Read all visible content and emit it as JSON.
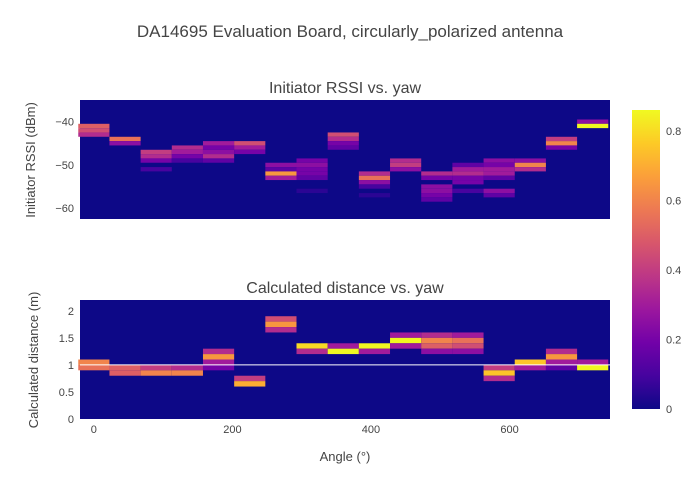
{
  "chart_data": {
    "type": "heatmap",
    "title": "DA14695 Evaluation Board, circularly_polarized antenna",
    "colorscale": [
      "#0d0887",
      "#46039f",
      "#7201a8",
      "#9c179e",
      "#bd3786",
      "#d8576b",
      "#ed7953",
      "#fb9f3a",
      "#fdca26",
      "#f0f921"
    ],
    "colorbar": {
      "range": [
        0,
        0.86
      ],
      "ticks": [
        0,
        0.2,
        0.4,
        0.6,
        0.8
      ]
    },
    "xlabel": "Angle (°)",
    "x_ticks": [
      0,
      200,
      400,
      600
    ],
    "x_range": [
      -20,
      745
    ],
    "yaw_bin_width": 45,
    "yaw_bins": [
      0,
      45,
      90,
      135,
      180,
      225,
      270,
      315,
      360,
      405,
      450,
      495,
      540,
      585,
      630,
      675,
      720
    ],
    "subplots": [
      {
        "subtitle": "Initiator RSSI vs. yaw",
        "ylabel": "Initiator RSSI (dBm)",
        "y_ticks": [
          -40,
          -50,
          -60
        ],
        "y_range": [
          -62.5,
          -35
        ],
        "bin_height": 1,
        "cells": [
          [
            0,
            -41,
            0.5
          ],
          [
            0,
            -42,
            0.45
          ],
          [
            0,
            -43,
            0.35
          ],
          [
            45,
            -44,
            0.55
          ],
          [
            45,
            -45,
            0.25
          ],
          [
            90,
            -47,
            0.4
          ],
          [
            90,
            -48,
            0.35
          ],
          [
            90,
            -49,
            0.2
          ],
          [
            90,
            -51,
            0.1
          ],
          [
            135,
            -46,
            0.35
          ],
          [
            135,
            -47,
            0.3
          ],
          [
            135,
            -48,
            0.2
          ],
          [
            135,
            -49,
            0.1
          ],
          [
            180,
            -45,
            0.3
          ],
          [
            180,
            -46,
            0.2
          ],
          [
            180,
            -47,
            0.25
          ],
          [
            180,
            -48,
            0.35
          ],
          [
            180,
            -49,
            0.15
          ],
          [
            225,
            -45,
            0.45
          ],
          [
            225,
            -46,
            0.3
          ],
          [
            225,
            -47,
            0.2
          ],
          [
            270,
            -50,
            0.25
          ],
          [
            270,
            -51,
            0.15
          ],
          [
            270,
            -52,
            0.65
          ],
          [
            270,
            -53,
            0.3
          ],
          [
            315,
            -49,
            0.2
          ],
          [
            315,
            -50,
            0.25
          ],
          [
            315,
            -51,
            0.2
          ],
          [
            315,
            -52,
            0.2
          ],
          [
            315,
            -53,
            0.15
          ],
          [
            315,
            -56,
            0.05
          ],
          [
            360,
            -43,
            0.45
          ],
          [
            360,
            -44,
            0.35
          ],
          [
            360,
            -45,
            0.2
          ],
          [
            360,
            -46,
            0.15
          ],
          [
            405,
            -52,
            0.35
          ],
          [
            405,
            -53,
            0.55
          ],
          [
            405,
            -54,
            0.25
          ],
          [
            405,
            -55,
            0.1
          ],
          [
            405,
            -57,
            0.05
          ],
          [
            450,
            -49,
            0.35
          ],
          [
            450,
            -50,
            0.4
          ],
          [
            450,
            -51,
            0.25
          ],
          [
            495,
            -52,
            0.35
          ],
          [
            495,
            -53,
            0.2
          ],
          [
            495,
            -55,
            0.25
          ],
          [
            495,
            -56,
            0.25
          ],
          [
            495,
            -57,
            0.2
          ],
          [
            495,
            -58,
            0.15
          ],
          [
            540,
            -50,
            0.15
          ],
          [
            540,
            -51,
            0.3
          ],
          [
            540,
            -52,
            0.35
          ],
          [
            540,
            -53,
            0.2
          ],
          [
            540,
            -54,
            0.2
          ],
          [
            540,
            -56,
            0.1
          ],
          [
            585,
            -49,
            0.25
          ],
          [
            585,
            -50,
            0.2
          ],
          [
            585,
            -51,
            0.3
          ],
          [
            585,
            -52,
            0.3
          ],
          [
            585,
            -53,
            0.15
          ],
          [
            585,
            -56,
            0.25
          ],
          [
            585,
            -57,
            0.15
          ],
          [
            630,
            -49,
            0.25
          ],
          [
            630,
            -50,
            0.6
          ],
          [
            630,
            -51,
            0.35
          ],
          [
            675,
            -44,
            0.4
          ],
          [
            675,
            -45,
            0.6
          ],
          [
            675,
            -46,
            0.2
          ],
          [
            720,
            -40,
            0.25
          ],
          [
            720,
            -41,
            0.86
          ]
        ]
      },
      {
        "subtitle": "Calculated distance vs. yaw",
        "ylabel": "Calculated distance (m)",
        "y_ticks": [
          0,
          0.5,
          1,
          1.5,
          2
        ],
        "y_range": [
          0,
          2.2
        ],
        "bin_height": 0.1,
        "reference_line": 1,
        "cells": [
          [
            0,
            1.05,
            0.6
          ],
          [
            0,
            0.95,
            0.55
          ],
          [
            45,
            0.95,
            0.5
          ],
          [
            45,
            0.85,
            0.5
          ],
          [
            90,
            0.95,
            0.4
          ],
          [
            90,
            0.85,
            0.6
          ],
          [
            135,
            0.95,
            0.35
          ],
          [
            135,
            0.85,
            0.6
          ],
          [
            180,
            1.25,
            0.35
          ],
          [
            180,
            1.15,
            0.65
          ],
          [
            180,
            1.05,
            0.3
          ],
          [
            180,
            0.95,
            0.2
          ],
          [
            225,
            0.75,
            0.4
          ],
          [
            225,
            0.65,
            0.7
          ],
          [
            270,
            1.85,
            0.45
          ],
          [
            270,
            1.75,
            0.65
          ],
          [
            270,
            1.65,
            0.35
          ],
          [
            315,
            1.35,
            0.8
          ],
          [
            315,
            1.25,
            0.35
          ],
          [
            360,
            1.35,
            0.3
          ],
          [
            360,
            1.25,
            0.86
          ],
          [
            405,
            1.35,
            0.86
          ],
          [
            405,
            1.25,
            0.3
          ],
          [
            450,
            1.55,
            0.3
          ],
          [
            450,
            1.45,
            0.86
          ],
          [
            450,
            1.35,
            0.3
          ],
          [
            495,
            1.55,
            0.35
          ],
          [
            495,
            1.45,
            0.6
          ],
          [
            495,
            1.35,
            0.5
          ],
          [
            495,
            1.25,
            0.25
          ],
          [
            540,
            1.55,
            0.3
          ],
          [
            540,
            1.45,
            0.55
          ],
          [
            540,
            1.35,
            0.45
          ],
          [
            540,
            1.25,
            0.25
          ],
          [
            585,
            0.95,
            0.4
          ],
          [
            585,
            0.85,
            0.75
          ],
          [
            585,
            0.75,
            0.35
          ],
          [
            630,
            1.05,
            0.75
          ],
          [
            630,
            0.95,
            0.3
          ],
          [
            675,
            1.25,
            0.35
          ],
          [
            675,
            1.15,
            0.65
          ],
          [
            675,
            1.05,
            0.3
          ],
          [
            675,
            0.95,
            0.15
          ],
          [
            720,
            1.05,
            0.3
          ],
          [
            720,
            0.95,
            0.86
          ]
        ]
      }
    ]
  }
}
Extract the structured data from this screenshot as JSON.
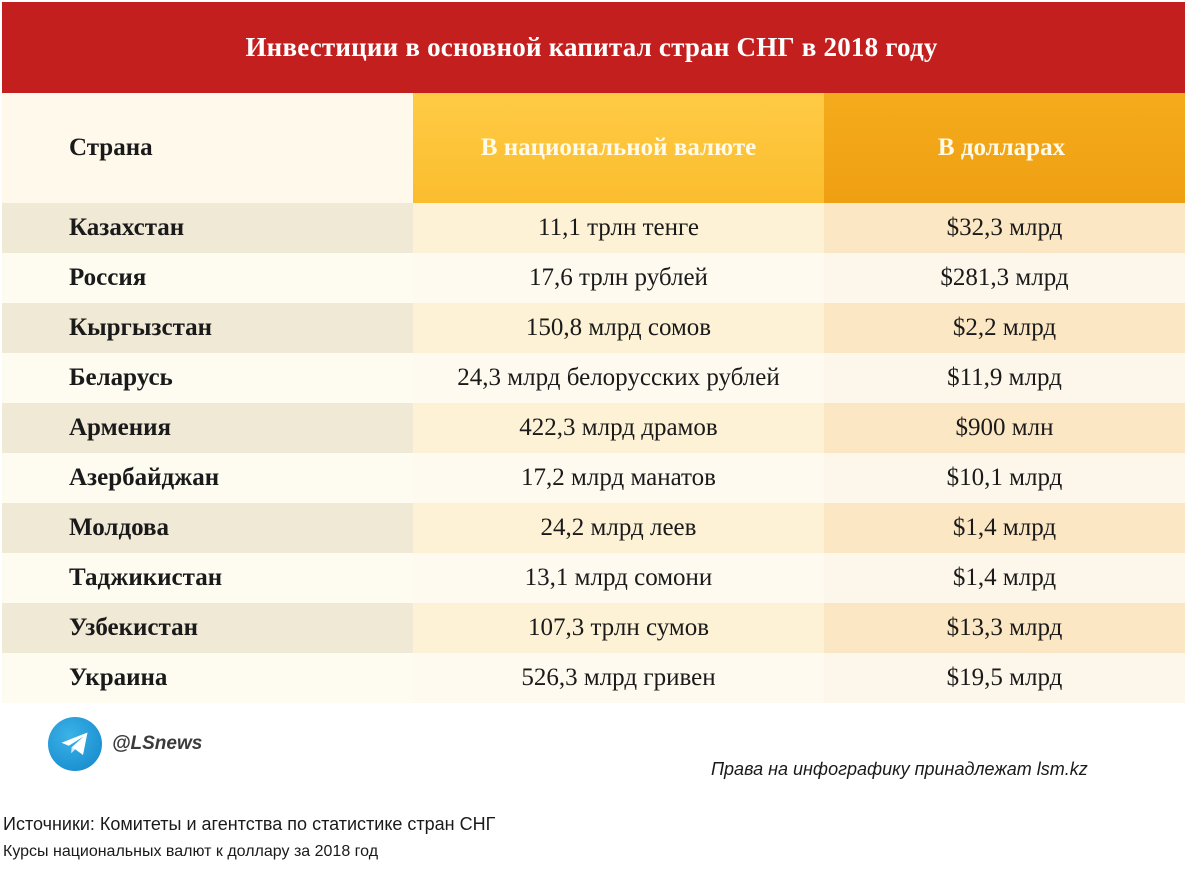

-.-.-

Across the data, tally the lines containing "ylabel" and give back the number alone.

→ Task result
2